● **Exercise goal**
Verbatim output of all the material below is required.

┌─ Task material

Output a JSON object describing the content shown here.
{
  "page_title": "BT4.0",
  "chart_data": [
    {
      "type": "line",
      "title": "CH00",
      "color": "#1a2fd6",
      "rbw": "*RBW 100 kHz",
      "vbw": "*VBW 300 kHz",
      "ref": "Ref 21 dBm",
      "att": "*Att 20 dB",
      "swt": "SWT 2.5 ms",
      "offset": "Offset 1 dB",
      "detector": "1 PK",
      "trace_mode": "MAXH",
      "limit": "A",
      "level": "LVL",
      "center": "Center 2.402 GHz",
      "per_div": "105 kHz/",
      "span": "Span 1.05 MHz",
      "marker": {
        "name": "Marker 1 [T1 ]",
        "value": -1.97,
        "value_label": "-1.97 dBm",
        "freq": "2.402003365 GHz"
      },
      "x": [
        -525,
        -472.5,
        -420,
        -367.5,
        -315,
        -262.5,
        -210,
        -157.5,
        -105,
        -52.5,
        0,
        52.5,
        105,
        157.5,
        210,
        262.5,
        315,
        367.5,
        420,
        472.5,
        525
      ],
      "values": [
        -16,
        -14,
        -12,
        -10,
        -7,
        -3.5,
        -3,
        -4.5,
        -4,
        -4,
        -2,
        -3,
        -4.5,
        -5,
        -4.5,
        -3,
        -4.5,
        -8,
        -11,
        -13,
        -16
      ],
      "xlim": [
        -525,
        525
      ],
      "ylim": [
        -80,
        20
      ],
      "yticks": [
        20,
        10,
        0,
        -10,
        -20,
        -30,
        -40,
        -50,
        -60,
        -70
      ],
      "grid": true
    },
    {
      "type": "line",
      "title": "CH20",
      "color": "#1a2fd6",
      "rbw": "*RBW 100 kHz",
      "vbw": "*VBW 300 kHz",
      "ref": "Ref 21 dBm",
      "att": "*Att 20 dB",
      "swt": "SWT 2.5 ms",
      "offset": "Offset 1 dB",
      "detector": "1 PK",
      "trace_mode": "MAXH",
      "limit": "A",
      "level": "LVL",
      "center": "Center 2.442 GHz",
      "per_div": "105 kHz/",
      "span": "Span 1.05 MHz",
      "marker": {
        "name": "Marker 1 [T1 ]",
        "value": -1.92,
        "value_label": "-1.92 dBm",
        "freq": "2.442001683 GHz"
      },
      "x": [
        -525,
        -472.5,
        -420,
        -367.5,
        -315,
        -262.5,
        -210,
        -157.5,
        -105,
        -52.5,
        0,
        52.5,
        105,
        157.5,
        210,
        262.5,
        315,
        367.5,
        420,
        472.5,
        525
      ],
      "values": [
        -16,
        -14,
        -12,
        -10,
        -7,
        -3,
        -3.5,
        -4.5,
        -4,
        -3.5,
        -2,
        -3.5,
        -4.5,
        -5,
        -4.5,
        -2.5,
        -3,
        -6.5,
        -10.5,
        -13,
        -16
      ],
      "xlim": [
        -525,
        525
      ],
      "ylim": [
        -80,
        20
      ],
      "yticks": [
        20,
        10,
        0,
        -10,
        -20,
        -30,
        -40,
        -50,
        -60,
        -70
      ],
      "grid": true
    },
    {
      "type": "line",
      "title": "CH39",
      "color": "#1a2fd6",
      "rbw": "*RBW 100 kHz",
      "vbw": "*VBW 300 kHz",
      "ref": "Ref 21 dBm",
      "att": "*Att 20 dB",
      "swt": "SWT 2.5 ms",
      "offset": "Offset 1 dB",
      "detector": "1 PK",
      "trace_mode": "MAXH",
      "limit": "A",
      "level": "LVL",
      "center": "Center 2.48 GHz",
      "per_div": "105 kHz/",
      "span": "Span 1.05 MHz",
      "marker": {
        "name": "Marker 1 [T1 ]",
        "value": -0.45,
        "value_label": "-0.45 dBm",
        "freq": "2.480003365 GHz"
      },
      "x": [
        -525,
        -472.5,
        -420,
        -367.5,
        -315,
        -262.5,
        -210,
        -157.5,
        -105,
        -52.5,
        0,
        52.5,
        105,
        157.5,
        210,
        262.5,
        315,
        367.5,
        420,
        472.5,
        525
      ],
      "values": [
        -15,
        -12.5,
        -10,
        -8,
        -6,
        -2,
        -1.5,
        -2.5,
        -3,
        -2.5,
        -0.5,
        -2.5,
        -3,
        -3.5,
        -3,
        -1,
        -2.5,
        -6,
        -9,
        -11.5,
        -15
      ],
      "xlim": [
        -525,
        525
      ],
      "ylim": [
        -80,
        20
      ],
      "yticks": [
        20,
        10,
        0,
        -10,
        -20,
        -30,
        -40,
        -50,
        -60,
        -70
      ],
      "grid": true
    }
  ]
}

└─

● **Task result**
Output a JSON object describing the content shown here.
{
  "page_title": "BT4.0",
  "chart_data": [
    {
      "type": "line",
      "title": "CH00",
      "color": "#1a2fd6",
      "rbw": "*RBW 100 kHz",
      "vbw": "*VBW 300 kHz",
      "ref": "Ref 21 dBm",
      "att": "*Att 20 dB",
      "swt": "SWT 2.5 ms",
      "offset": "Offset 1 dB",
      "detector": "1 PK",
      "trace_mode": "MAXH",
      "limit": "A",
      "level": "LVL",
      "center": "Center 2.402 GHz",
      "per_div": "105 kHz/",
      "span": "Span 1.05 MHz",
      "marker": {
        "name": "Marker 1 [T1 ]",
        "value": -1.97,
        "value_label": "-1.97 dBm",
        "freq": "2.402003365 GHz"
      },
      "x": [
        -525,
        -472.5,
        -420,
        -367.5,
        -315,
        -262.5,
        -210,
        -157.5,
        -105,
        -52.5,
        0,
        52.5,
        105,
        157.5,
        210,
        262.5,
        315,
        367.5,
        420,
        472.5,
        525
      ],
      "values": [
        -16,
        -14,
        -12,
        -10,
        -7,
        -3.5,
        -3,
        -4.5,
        -4,
        -4,
        -2,
        -3,
        -4.5,
        -5,
        -4.5,
        -3,
        -4.5,
        -8,
        -11,
        -13,
        -16
      ],
      "xlim": [
        -525,
        525
      ],
      "ylim": [
        -80,
        20
      ],
      "yticks": [
        20,
        10,
        0,
        -10,
        -20,
        -30,
        -40,
        -50,
        -60,
        -70
      ],
      "grid": true
    },
    {
      "type": "line",
      "title": "CH20",
      "color": "#1a2fd6",
      "rbw": "*RBW 100 kHz",
      "vbw": "*VBW 300 kHz",
      "ref": "Ref 21 dBm",
      "att": "*Att 20 dB",
      "swt": "SWT 2.5 ms",
      "offset": "Offset 1 dB",
      "detector": "1 PK",
      "trace_mode": "MAXH",
      "limit": "A",
      "level": "LVL",
      "center": "Center 2.442 GHz",
      "per_div": "105 kHz/",
      "span": "Span 1.05 MHz",
      "marker": {
        "name": "Marker 1 [T1 ]",
        "value": -1.92,
        "value_label": "-1.92 dBm",
        "freq": "2.442001683 GHz"
      },
      "x": [
        -525,
        -472.5,
        -420,
        -367.5,
        -315,
        -262.5,
        -210,
        -157.5,
        -105,
        -52.5,
        0,
        52.5,
        105,
        157.5,
        210,
        262.5,
        315,
        367.5,
        420,
        472.5,
        525
      ],
      "values": [
        -16,
        -14,
        -12,
        -10,
        -7,
        -3,
        -3.5,
        -4.5,
        -4,
        -3.5,
        -2,
        -3.5,
        -4.5,
        -5,
        -4.5,
        -2.5,
        -3,
        -6.5,
        -10.5,
        -13,
        -16
      ],
      "xlim": [
        -525,
        525
      ],
      "ylim": [
        -80,
        20
      ],
      "yticks": [
        20,
        10,
        0,
        -10,
        -20,
        -30,
        -40,
        -50,
        -60,
        -70
      ],
      "grid": true
    },
    {
      "type": "line",
      "title": "CH39",
      "color": "#1a2fd6",
      "rbw": "*RBW 100 kHz",
      "vbw": "*VBW 300 kHz",
      "ref": "Ref 21 dBm",
      "att": "*Att 20 dB",
      "swt": "SWT 2.5 ms",
      "offset": "Offset 1 dB",
      "detector": "1 PK",
      "trace_mode": "MAXH",
      "limit": "A",
      "level": "LVL",
      "center": "Center 2.48 GHz",
      "per_div": "105 kHz/",
      "span": "Span 1.05 MHz",
      "marker": {
        "name": "Marker 1 [T1 ]",
        "value": -0.45,
        "value_label": "-0.45 dBm",
        "freq": "2.480003365 GHz"
      },
      "x": [
        -525,
        -472.5,
        -420,
        -367.5,
        -315,
        -262.5,
        -210,
        -157.5,
        -105,
        -52.5,
        0,
        52.5,
        105,
        157.5,
        210,
        262.5,
        315,
        367.5,
        420,
        472.5,
        525
      ],
      "values": [
        -15,
        -12.5,
        -10,
        -8,
        -6,
        -2,
        -1.5,
        -2.5,
        -3,
        -2.5,
        -0.5,
        -2.5,
        -3,
        -3.5,
        -3,
        -1,
        -2.5,
        -6,
        -9,
        -11.5,
        -15
      ],
      "xlim": [
        -525,
        525
      ],
      "ylim": [
        -80,
        20
      ],
      "yticks": [
        20,
        10,
        0,
        -10,
        -20,
        -30,
        -40,
        -50,
        -60,
        -70
      ],
      "grid": true
    }
  ]
}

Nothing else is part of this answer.